[Requisito] No texto sobre o livro de Hugo Lima, reescreva o trecho que começa em "Verbetes de dicionários, espaços" e termina em "completa), entre outras.", trocando "colagens" por "montagens".

[Trecho apresentado]
----------

CORPO DOS AFETOS: O OBJETO DA OBRA OU A OBRA DO OBJETO

Por Erthal Terra

Compor um livro-objeto a partir do corpo, incorporar pensamentos e sensações, traduzir impressões, dialogar com a linguagem múltipla de Herberto Helder: foram estas algumas (intro)missões do poeta Hugo Lima na elaboração do seu mais novo livro-pocket ‘Corpo dos afetos: para Herberto Helder’, lançado pela Casa Sana, em setembro deste ano. Um jogo de linguagem composto através das mais variadas formas do dizer:

Verbetes de dicionários, espaços em branco, poemas-processo (como em ‘Tríptico: ou poema de três asas’, feito com colagens de versos do poeta lusitano), cartas, poemas visuais (como em ‘Cinco canções lacunares: ou ode completa), entre outras.

----------

[Dados fornecidos]
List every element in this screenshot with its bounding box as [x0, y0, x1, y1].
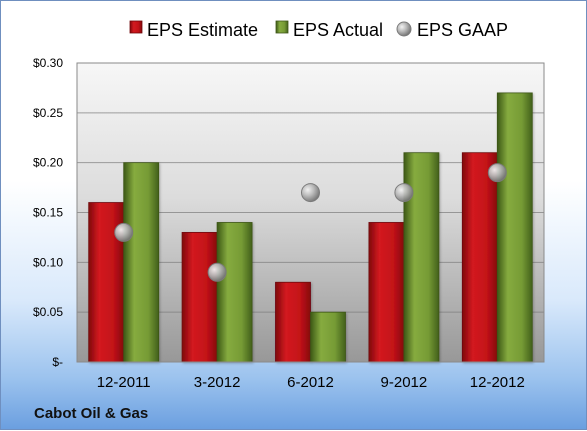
gaap-point-layer — [114, 163, 507, 282]
eps-actual-bar — [123, 162, 160, 363]
plot-border — [76, 62, 545, 363]
y-tick-label: $0.30 — [33, 56, 63, 70]
eps-estimate-bar — [461, 152, 498, 363]
y-tick-label: $0.20 — [33, 156, 63, 170]
legend: EPS Estimate EPS Actual EPS GAAP — [129, 20, 508, 40]
x-tick-label: 12-2011 — [97, 374, 151, 391]
x-tick-label: 6-2012 — [287, 374, 334, 391]
y-tick-label: $0.25 — [33, 106, 63, 120]
legend-estimate-label: EPS Estimate — [147, 20, 258, 40]
x-tick-label: 9-2012 — [381, 374, 428, 391]
eps-gaap-point — [301, 183, 320, 203]
legend-gaap-swatch — [396, 21, 412, 37]
legend-actual-label: EPS Actual — [293, 20, 383, 40]
x-tick-label: 3-2012 — [194, 374, 241, 391]
eps-gaap-point — [487, 163, 507, 183]
eps-estimate-bar — [368, 222, 405, 363]
eps-actual-bar — [216, 222, 253, 363]
company-label: Cabot Oil & Gas — [34, 405, 148, 422]
legend-estimate-swatch — [129, 20, 143, 34]
eps-gaap-point — [207, 262, 227, 282]
eps-gaap-point — [394, 183, 414, 203]
legend-actual-swatch — [275, 20, 289, 34]
eps-estimate-bar — [181, 232, 218, 363]
x-tick-label: 12-2012 — [470, 374, 525, 391]
y-tick-label: $0.05 — [33, 305, 63, 319]
y-tick-label: $- — [52, 355, 63, 369]
eps-gaap-point — [114, 222, 134, 242]
eps-estimate-bar — [275, 281, 311, 363]
axis-layer: $- $0.05 $0.10 $0.15 $0.20 $0.25 $0.30 12-2011 3… — [33, 56, 545, 391]
eps-actual-bar — [310, 311, 346, 363]
eps-actual-bar — [496, 92, 533, 363]
y-tick-label: $0.15 — [33, 206, 63, 220]
legend-gaap-label: EPS GAAP — [417, 20, 508, 40]
y-tick-label: $0.10 — [33, 255, 63, 269]
eps-actual-bar — [403, 152, 440, 363]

----------

[Resultado da tarefa]
Verbetes de dicionários, espaços em branco, poemas-processo (como em ‘Tríptico: ou poema de três asas’, feito com montagens de versos do poeta lusitano), cartas, poemas visuais (como em ‘Cinco canções lacunares: ou ode completa), entre outras.